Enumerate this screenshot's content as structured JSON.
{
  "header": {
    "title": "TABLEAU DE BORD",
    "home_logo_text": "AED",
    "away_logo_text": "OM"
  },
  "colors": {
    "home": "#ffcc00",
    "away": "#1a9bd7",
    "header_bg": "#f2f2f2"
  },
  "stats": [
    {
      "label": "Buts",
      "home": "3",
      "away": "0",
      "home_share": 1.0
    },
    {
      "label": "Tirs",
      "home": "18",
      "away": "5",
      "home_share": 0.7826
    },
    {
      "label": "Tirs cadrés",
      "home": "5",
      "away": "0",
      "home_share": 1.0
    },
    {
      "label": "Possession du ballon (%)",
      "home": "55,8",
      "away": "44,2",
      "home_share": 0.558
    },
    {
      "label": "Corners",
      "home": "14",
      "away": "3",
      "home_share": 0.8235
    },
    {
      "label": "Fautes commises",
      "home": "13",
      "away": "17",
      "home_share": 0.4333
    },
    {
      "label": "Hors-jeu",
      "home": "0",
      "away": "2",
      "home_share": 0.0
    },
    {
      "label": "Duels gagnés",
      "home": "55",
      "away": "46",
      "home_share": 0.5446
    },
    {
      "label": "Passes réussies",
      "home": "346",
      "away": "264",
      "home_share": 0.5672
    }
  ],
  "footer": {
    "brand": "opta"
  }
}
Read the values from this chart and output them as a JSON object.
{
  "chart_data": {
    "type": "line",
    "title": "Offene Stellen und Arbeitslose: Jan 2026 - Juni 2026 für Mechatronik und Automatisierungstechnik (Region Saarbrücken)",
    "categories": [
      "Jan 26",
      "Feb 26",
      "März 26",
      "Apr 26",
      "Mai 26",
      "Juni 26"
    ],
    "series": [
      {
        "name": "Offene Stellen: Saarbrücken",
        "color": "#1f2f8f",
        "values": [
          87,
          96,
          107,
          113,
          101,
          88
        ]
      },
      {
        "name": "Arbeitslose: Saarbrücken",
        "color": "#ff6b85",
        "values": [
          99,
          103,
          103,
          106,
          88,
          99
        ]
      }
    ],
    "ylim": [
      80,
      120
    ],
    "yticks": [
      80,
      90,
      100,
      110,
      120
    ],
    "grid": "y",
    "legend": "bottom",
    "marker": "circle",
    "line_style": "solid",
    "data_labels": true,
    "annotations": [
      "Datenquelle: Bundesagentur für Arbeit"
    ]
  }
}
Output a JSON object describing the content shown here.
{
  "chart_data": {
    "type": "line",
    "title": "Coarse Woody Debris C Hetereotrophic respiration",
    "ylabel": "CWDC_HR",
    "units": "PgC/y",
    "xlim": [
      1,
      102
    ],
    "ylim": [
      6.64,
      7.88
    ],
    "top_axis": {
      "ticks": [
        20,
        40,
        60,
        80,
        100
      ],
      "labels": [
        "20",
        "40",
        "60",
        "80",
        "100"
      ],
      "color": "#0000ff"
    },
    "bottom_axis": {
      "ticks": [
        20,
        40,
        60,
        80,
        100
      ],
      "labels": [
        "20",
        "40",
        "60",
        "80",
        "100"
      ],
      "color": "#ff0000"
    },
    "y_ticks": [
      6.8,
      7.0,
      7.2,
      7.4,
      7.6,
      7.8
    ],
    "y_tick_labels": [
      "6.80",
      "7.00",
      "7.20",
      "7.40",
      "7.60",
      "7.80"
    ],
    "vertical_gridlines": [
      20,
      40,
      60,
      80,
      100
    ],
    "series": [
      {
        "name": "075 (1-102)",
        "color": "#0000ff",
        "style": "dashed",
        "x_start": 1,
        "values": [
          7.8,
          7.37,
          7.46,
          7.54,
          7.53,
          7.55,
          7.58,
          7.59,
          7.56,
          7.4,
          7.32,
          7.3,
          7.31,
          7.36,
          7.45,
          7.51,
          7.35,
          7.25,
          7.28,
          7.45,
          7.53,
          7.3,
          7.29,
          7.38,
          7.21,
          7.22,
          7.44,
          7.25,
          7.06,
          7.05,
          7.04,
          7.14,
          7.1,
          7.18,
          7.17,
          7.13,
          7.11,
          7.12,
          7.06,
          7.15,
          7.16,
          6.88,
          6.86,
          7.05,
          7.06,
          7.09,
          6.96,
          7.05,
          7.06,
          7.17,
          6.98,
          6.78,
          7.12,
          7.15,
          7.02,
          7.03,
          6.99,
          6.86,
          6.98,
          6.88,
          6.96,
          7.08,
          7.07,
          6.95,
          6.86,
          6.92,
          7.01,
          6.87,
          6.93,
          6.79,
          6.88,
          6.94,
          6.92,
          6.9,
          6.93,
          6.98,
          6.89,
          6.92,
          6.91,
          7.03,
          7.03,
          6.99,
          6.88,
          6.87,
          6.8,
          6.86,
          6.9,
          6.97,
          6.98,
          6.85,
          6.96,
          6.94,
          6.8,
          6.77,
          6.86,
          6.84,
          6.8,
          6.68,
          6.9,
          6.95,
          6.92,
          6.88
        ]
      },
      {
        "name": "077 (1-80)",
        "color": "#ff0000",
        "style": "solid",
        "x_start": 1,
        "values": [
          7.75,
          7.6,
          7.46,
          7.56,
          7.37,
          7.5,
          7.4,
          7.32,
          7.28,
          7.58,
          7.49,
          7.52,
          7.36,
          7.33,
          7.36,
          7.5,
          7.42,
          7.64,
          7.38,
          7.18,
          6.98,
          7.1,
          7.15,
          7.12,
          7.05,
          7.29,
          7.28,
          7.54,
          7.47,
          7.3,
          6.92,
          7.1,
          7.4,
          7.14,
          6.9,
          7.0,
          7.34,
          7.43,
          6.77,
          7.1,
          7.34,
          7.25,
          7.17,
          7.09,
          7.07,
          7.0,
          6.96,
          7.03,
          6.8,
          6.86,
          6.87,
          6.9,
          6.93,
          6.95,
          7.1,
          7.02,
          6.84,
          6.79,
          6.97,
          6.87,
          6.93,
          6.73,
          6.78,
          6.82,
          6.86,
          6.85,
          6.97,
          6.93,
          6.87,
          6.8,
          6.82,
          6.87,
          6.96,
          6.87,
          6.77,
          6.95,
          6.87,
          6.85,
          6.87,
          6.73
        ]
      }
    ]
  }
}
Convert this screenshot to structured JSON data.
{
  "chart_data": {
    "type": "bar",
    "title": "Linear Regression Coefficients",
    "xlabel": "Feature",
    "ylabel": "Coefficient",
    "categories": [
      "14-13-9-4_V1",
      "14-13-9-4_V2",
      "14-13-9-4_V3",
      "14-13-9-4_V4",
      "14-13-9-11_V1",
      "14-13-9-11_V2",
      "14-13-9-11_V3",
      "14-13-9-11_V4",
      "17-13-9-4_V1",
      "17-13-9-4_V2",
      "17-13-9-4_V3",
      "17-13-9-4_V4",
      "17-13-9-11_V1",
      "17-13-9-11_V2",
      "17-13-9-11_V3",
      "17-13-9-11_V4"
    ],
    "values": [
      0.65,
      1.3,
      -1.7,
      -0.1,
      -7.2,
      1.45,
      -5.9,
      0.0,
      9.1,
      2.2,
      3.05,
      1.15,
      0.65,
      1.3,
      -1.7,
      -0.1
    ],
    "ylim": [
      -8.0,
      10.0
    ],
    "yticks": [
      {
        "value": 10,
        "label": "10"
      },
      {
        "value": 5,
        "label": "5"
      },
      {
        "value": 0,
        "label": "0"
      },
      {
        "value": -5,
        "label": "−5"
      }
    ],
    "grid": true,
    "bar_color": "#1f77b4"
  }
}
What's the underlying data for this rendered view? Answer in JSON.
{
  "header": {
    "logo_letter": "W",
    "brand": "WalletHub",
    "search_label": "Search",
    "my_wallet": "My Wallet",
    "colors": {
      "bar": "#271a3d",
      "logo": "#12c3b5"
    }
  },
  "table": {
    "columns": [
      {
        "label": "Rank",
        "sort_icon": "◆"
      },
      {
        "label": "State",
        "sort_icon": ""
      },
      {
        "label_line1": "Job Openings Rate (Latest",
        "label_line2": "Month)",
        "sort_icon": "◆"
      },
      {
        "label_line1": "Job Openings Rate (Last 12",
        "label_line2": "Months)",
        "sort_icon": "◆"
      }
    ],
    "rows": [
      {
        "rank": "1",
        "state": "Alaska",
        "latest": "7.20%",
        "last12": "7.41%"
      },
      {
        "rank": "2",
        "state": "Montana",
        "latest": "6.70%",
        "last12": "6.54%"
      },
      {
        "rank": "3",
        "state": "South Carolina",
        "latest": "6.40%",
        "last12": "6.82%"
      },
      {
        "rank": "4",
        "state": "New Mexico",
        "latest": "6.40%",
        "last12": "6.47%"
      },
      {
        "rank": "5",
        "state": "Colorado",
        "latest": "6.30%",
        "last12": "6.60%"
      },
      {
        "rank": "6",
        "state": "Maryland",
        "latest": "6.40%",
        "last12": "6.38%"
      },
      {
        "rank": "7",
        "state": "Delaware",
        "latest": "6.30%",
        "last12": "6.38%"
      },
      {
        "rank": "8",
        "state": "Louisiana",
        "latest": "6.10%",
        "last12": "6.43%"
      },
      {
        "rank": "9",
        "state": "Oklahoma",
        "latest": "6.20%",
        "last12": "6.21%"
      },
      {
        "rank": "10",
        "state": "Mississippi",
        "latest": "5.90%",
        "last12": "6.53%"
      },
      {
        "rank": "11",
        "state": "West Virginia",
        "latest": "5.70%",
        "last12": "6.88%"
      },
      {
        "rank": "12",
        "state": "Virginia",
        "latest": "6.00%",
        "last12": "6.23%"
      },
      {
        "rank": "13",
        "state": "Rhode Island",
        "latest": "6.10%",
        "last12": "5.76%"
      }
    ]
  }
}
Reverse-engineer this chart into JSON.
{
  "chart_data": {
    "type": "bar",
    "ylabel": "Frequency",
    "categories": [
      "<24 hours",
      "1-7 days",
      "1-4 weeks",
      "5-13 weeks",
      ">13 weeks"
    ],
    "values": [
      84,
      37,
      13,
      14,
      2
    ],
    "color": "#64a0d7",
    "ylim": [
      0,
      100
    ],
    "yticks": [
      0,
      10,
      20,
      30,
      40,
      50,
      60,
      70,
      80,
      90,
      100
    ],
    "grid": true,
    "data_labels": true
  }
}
┄┄┄┄┄┄┄┄┄┄
— Work to complete —
Go over the records above and tally the lines with the word "structured" in them. Give the number alone.

— Solution to the exercise —
2